Exercise task:
From the listing below, extract each entry exactly as written, minus the images.

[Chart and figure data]
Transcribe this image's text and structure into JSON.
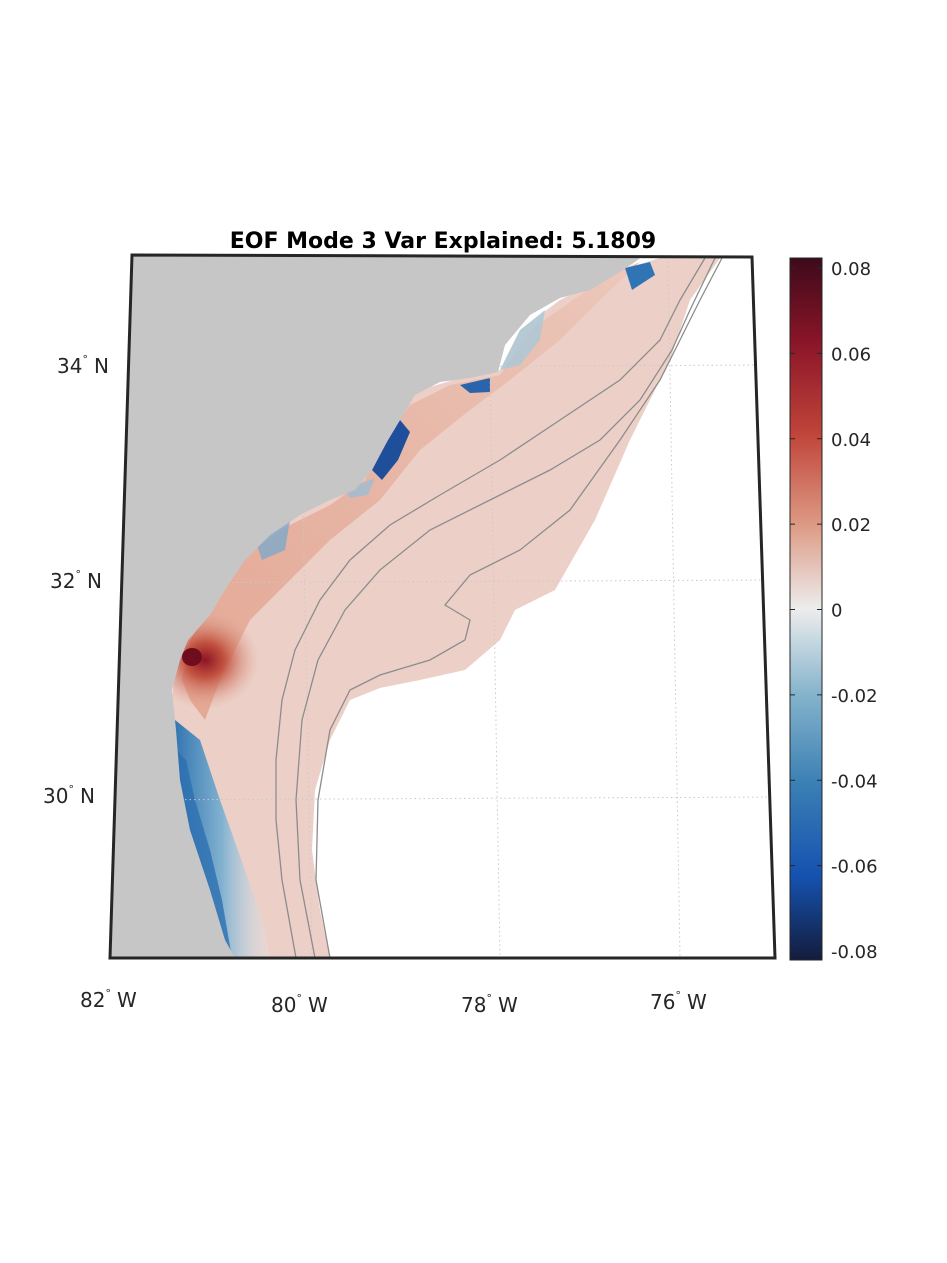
{
  "map": {
    "title": "EOF Mode 3 Var Explained: 5.1809",
    "lat_labels": [
      {
        "deg": "34",
        "hemi": "N"
      },
      {
        "deg": "32",
        "hemi": "N"
      },
      {
        "deg": "30",
        "hemi": "N"
      }
    ],
    "lon_labels": [
      {
        "deg": "82",
        "hemi": "W"
      },
      {
        "deg": "80",
        "hemi": "W"
      },
      {
        "deg": "78",
        "hemi": "W"
      },
      {
        "deg": "76",
        "hemi": "W"
      }
    ],
    "land_color": "#c6c6c6",
    "ocean_color": "#ffffff"
  },
  "colorbar": {
    "colormap": "diverging blue-white-red",
    "ticks": [
      "0.08",
      "0.06",
      "0.04",
      "0.02",
      "0",
      "-0.02",
      "-0.04",
      "-0.06",
      "-0.08"
    ],
    "range": [
      -0.08,
      0.08
    ],
    "colors": {
      "max": "#3d0a1a",
      "high": "#b5343a",
      "mid_high": "#d9907a",
      "zero": "#ececec",
      "mid_low": "#6a9fbf",
      "low": "#1a62b5",
      "min": "#141c3d"
    }
  }
}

Final result:
Transcribe this image's text and structure into JSON.
{
  "map": {
    "title": "EOF Mode 3 Var Explained: 5.1809",
    "lat_labels": [
      {
        "deg": "34",
        "hemi": "N"
      },
      {
        "deg": "32",
        "hemi": "N"
      },
      {
        "deg": "30",
        "hemi": "N"
      }
    ],
    "lon_labels": [
      {
        "deg": "82",
        "hemi": "W"
      },
      {
        "deg": "80",
        "hemi": "W"
      },
      {
        "deg": "78",
        "hemi": "W"
      },
      {
        "deg": "76",
        "hemi": "W"
      }
    ],
    "land_color": "#c6c6c6",
    "ocean_color": "#ffffff"
  },
  "colorbar": {
    "colormap": "diverging blue-white-red",
    "ticks": [
      "0.08",
      "0.06",
      "0.04",
      "0.02",
      "0",
      "-0.02",
      "-0.04",
      "-0.06",
      "-0.08"
    ],
    "range": [
      -0.08,
      0.08
    ],
    "colors": {
      "max": "#3d0a1a",
      "high": "#b5343a",
      "mid_high": "#d9907a",
      "zero": "#ececec",
      "mid_low": "#6a9fbf",
      "low": "#1a62b5",
      "min": "#141c3d"
    }
  }
}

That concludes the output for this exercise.